(begin)
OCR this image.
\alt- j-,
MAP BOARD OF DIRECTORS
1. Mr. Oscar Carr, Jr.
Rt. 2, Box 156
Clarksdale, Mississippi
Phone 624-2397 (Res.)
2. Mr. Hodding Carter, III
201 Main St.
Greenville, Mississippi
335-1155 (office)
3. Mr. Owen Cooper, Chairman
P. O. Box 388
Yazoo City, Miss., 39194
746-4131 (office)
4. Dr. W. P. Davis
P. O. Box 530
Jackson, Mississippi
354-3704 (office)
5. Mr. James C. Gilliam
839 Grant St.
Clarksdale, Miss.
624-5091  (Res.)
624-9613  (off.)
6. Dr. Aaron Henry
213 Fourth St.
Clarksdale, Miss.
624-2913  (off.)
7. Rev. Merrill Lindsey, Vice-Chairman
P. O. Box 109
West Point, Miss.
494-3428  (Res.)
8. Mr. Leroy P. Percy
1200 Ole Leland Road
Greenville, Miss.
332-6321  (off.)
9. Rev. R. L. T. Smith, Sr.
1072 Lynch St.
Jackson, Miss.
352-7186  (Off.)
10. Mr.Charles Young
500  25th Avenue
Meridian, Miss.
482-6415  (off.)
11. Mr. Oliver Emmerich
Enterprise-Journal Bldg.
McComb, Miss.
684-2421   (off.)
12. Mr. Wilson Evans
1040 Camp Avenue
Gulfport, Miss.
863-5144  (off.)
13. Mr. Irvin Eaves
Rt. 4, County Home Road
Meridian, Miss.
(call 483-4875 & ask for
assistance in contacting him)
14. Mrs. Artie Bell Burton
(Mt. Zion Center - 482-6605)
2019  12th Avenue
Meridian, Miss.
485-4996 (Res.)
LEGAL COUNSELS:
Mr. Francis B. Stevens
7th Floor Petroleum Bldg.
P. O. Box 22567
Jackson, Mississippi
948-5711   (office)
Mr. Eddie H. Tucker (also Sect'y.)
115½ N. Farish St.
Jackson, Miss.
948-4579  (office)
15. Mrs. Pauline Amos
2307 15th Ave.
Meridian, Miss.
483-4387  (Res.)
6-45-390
(end)
**OBJECTIVE:** In the listing above, locate each line with "Greenville" and copy it.

**SOLVED PROBLEM:**
Greenville, Mississippi
Greenville, Miss.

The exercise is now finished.